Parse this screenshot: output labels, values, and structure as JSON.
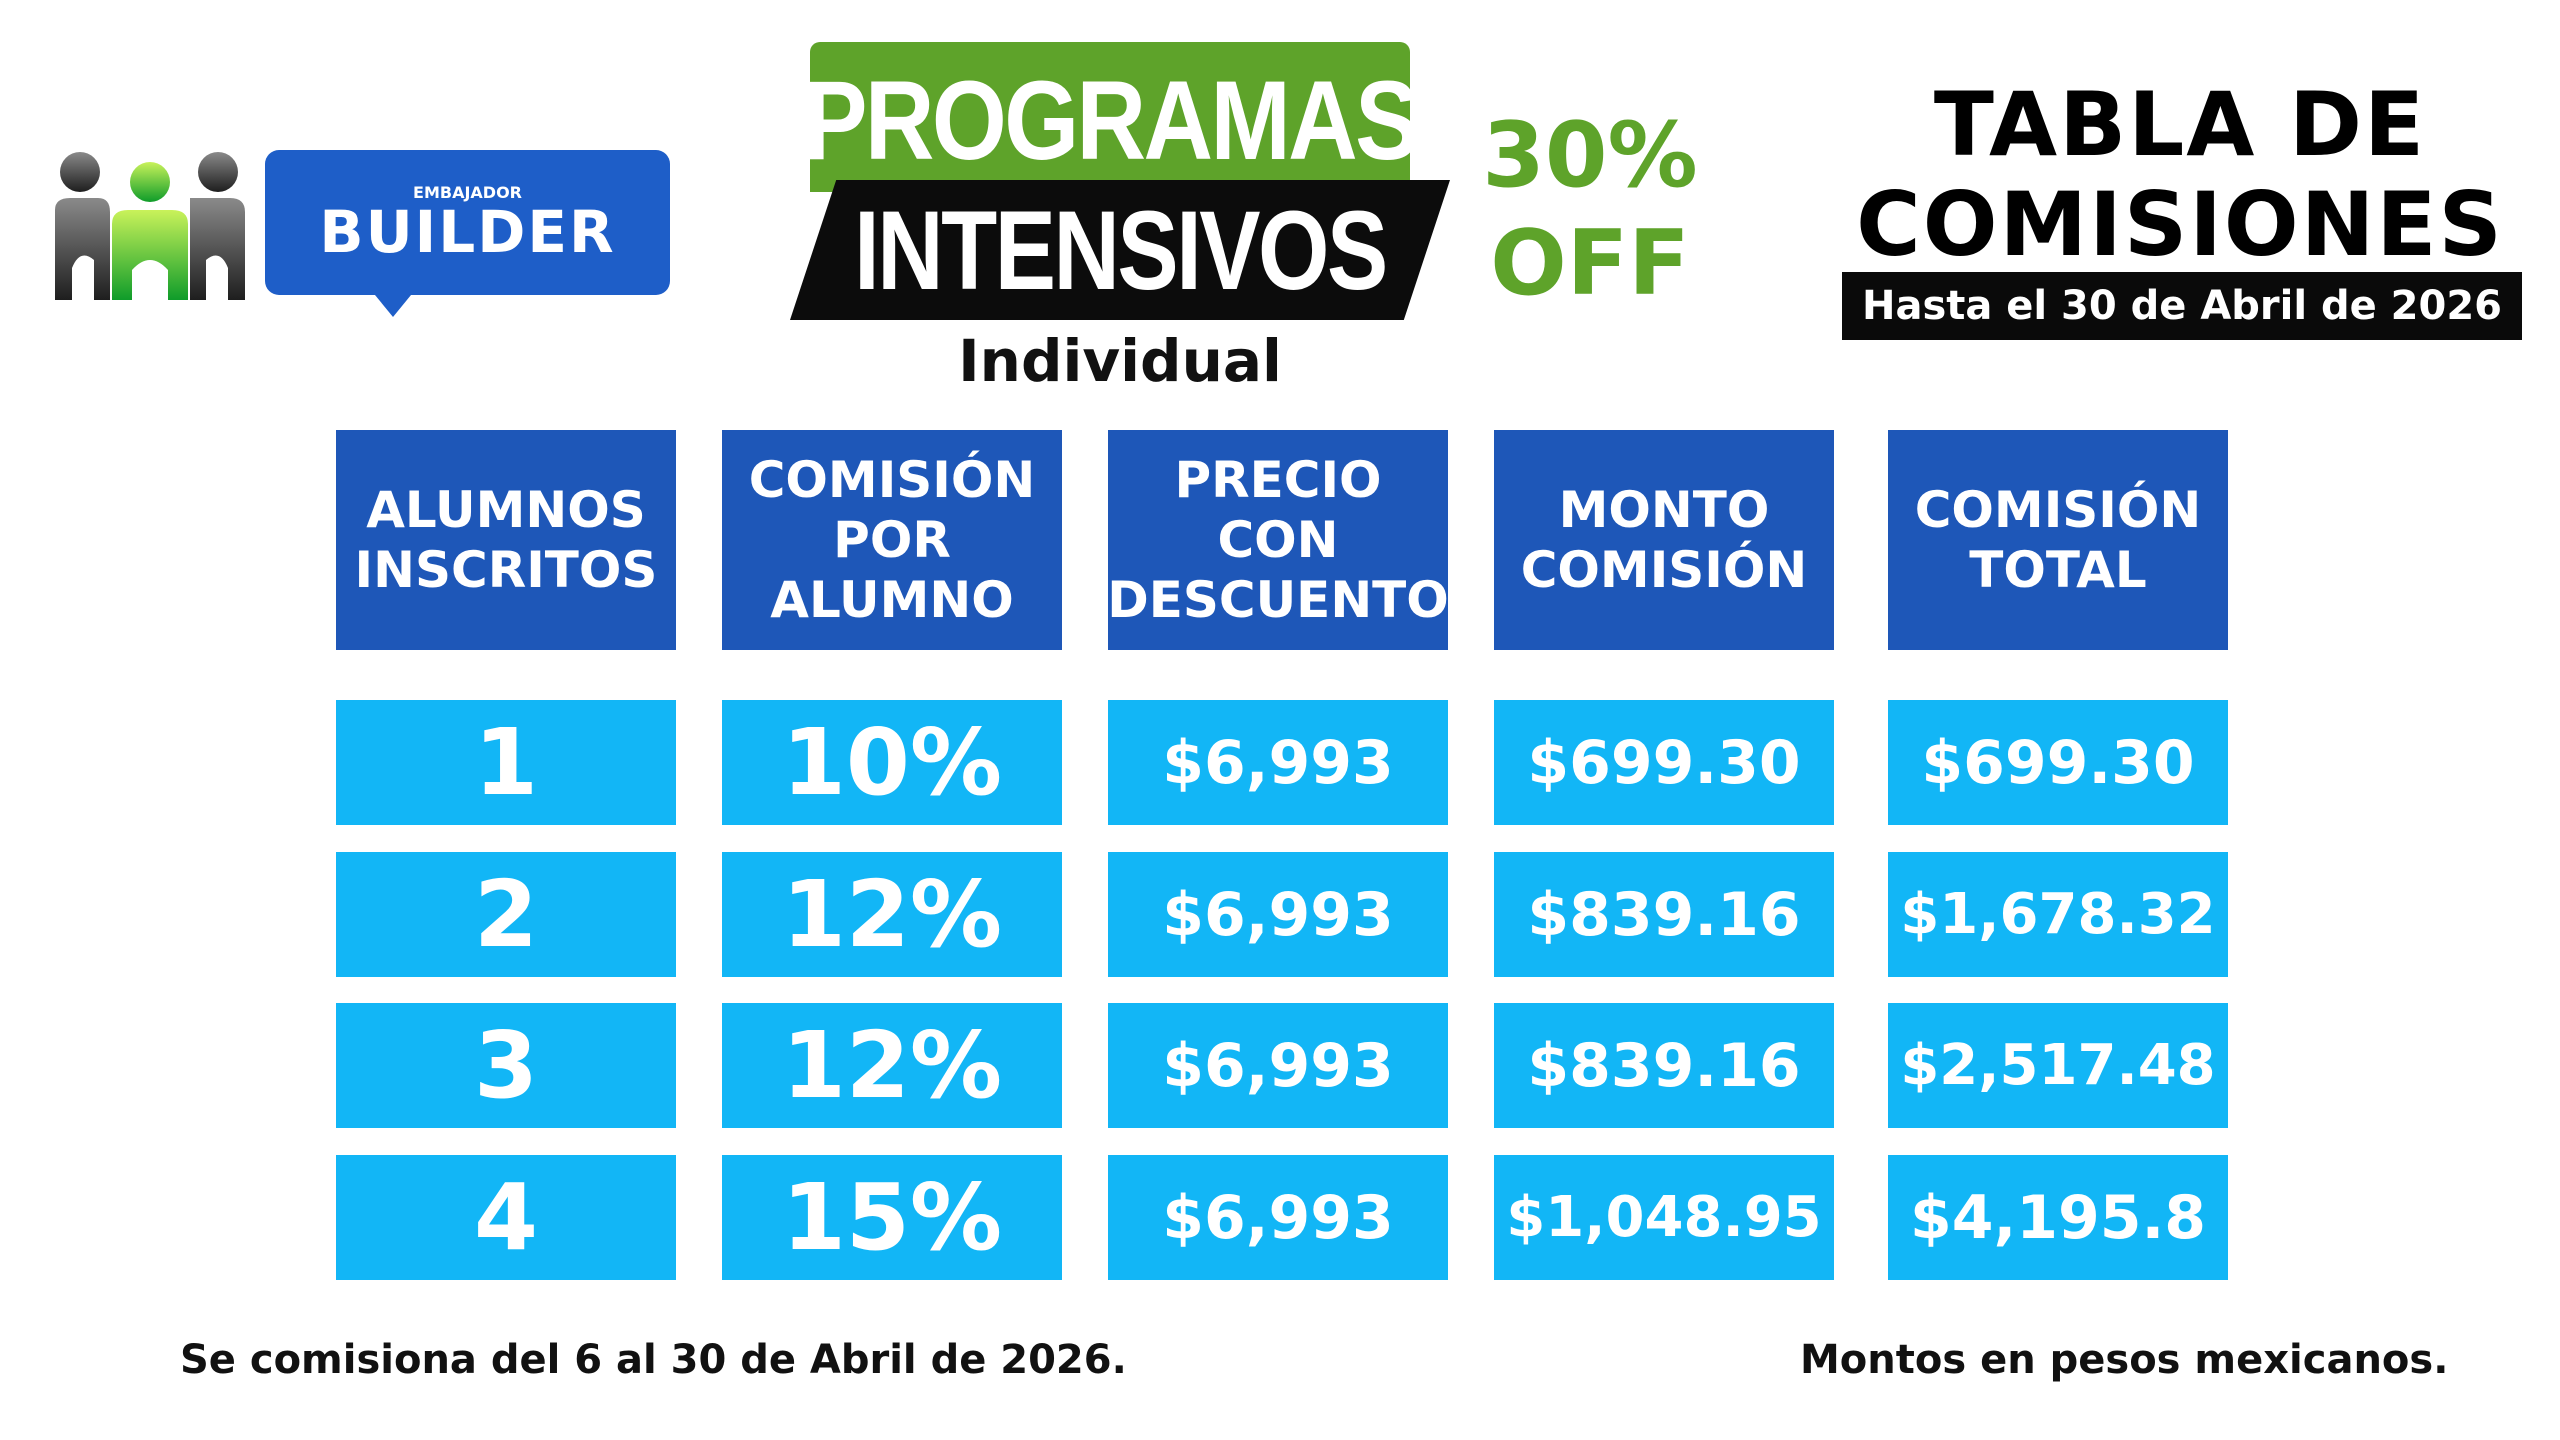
{
  "logo": {
    "badge_line1": "EMBAJADOR",
    "badge_line2": "BUILDER",
    "colors": {
      "dark": "#3a3a3a",
      "green": "#3cc83c",
      "blue": "#1e5ec8"
    }
  },
  "program": {
    "line1": "PROGRAMAS",
    "line2": "INTENSIVOS",
    "subtitle": "Individual",
    "discount_line1": "30%",
    "discount_line2": "OFF",
    "colors": {
      "green": "#5ea32a",
      "black": "#0c0c0c"
    }
  },
  "title": {
    "line1": "TABLA DE",
    "line2": "COMISIONES",
    "date_bar": "Hasta el 30 de Abril de 2026"
  },
  "table": {
    "headers": [
      "ALUMNOS\nINSCRITOS",
      "COMISIÓN\nPOR\nALUMNO",
      "PRECIO CON\nDESCUENTO",
      "MONTO\nCOMISIÓN",
      "COMISIÓN\nTOTAL"
    ],
    "rows": [
      {
        "students": "1",
        "rate": "10%",
        "price": "$6,993",
        "amount": "$699.30",
        "total": "$699.30"
      },
      {
        "students": "2",
        "rate": "12%",
        "price": "$6,993",
        "amount": "$839.16",
        "total": "$1,678.32"
      },
      {
        "students": "3",
        "rate": "12%",
        "price": "$6,993",
        "amount": "$839.16",
        "total": "$2,517.48"
      },
      {
        "students": "4",
        "rate": "15%",
        "price": "$6,993",
        "amount": "$1,048.95",
        "total": "$4,195.8"
      }
    ],
    "colors": {
      "header": "#1e57b8",
      "cell": "#12b6f6"
    }
  },
  "footer": {
    "left": "Se comisiona del 6 al 30 de Abril de 2026.",
    "right": "Montos en pesos mexicanos."
  }
}
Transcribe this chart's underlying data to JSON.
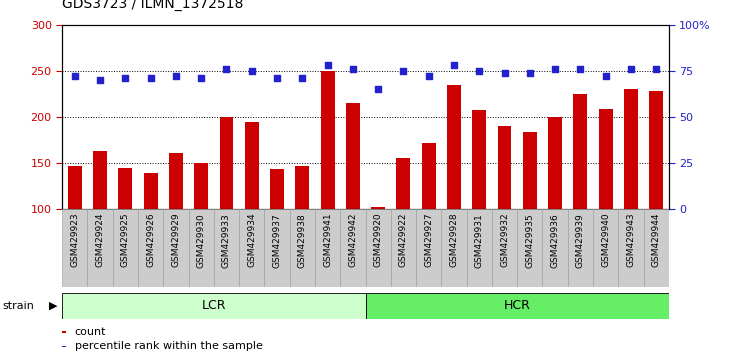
{
  "title": "GDS3723 / ILMN_1372518",
  "categories": [
    "GSM429923",
    "GSM429924",
    "GSM429925",
    "GSM429926",
    "GSM429929",
    "GSM429930",
    "GSM429933",
    "GSM429934",
    "GSM429937",
    "GSM429938",
    "GSM429941",
    "GSM429942",
    "GSM429920",
    "GSM429922",
    "GSM429927",
    "GSM429928",
    "GSM429931",
    "GSM429932",
    "GSM429935",
    "GSM429936",
    "GSM429939",
    "GSM429940",
    "GSM429943",
    "GSM429944"
  ],
  "bar_values": [
    147,
    163,
    144,
    139,
    161,
    150,
    200,
    194,
    143,
    147,
    250,
    215,
    102,
    155,
    172,
    235,
    207,
    190,
    184,
    200,
    225,
    209,
    230,
    228
  ],
  "dot_values": [
    72,
    70,
    71,
    71,
    72,
    71,
    76,
    75,
    71,
    71,
    78,
    76,
    65,
    75,
    72,
    78,
    75,
    74,
    74,
    76,
    76,
    72,
    76,
    76
  ],
  "lcr_count": 12,
  "hcr_count": 12,
  "ylim_left": [
    100,
    300
  ],
  "ylim_right": [
    0,
    100
  ],
  "bar_color": "#cc0000",
  "dot_color": "#2222cc",
  "tick_color_left": "#cc0000",
  "tick_color_right": "#2222cc",
  "lcr_color": "#ccffcc",
  "hcr_color": "#66ee66",
  "strain_band_color": "#444444",
  "xtick_bg_color": "#cccccc",
  "xtick_border_color": "#999999",
  "legend_count_label": "count",
  "legend_pct_label": "percentile rank within the sample",
  "grid_yticks": [
    150,
    200,
    250
  ],
  "title_fontsize": 10,
  "axis_fontsize": 8,
  "xtick_fontsize": 6.5,
  "bar_width": 0.55
}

══════════════════════════════

● EXERCISE INSTRUCTIONS:
Which lines contain the word "Abril"? Return each of them.

● RESPONSE FOR THIS EXERCISE:
    "date_bar": "Hasta el 30 de Abril de 2026"
    "left": "Se comisiona del 6 al 30 de Abril de 2026.",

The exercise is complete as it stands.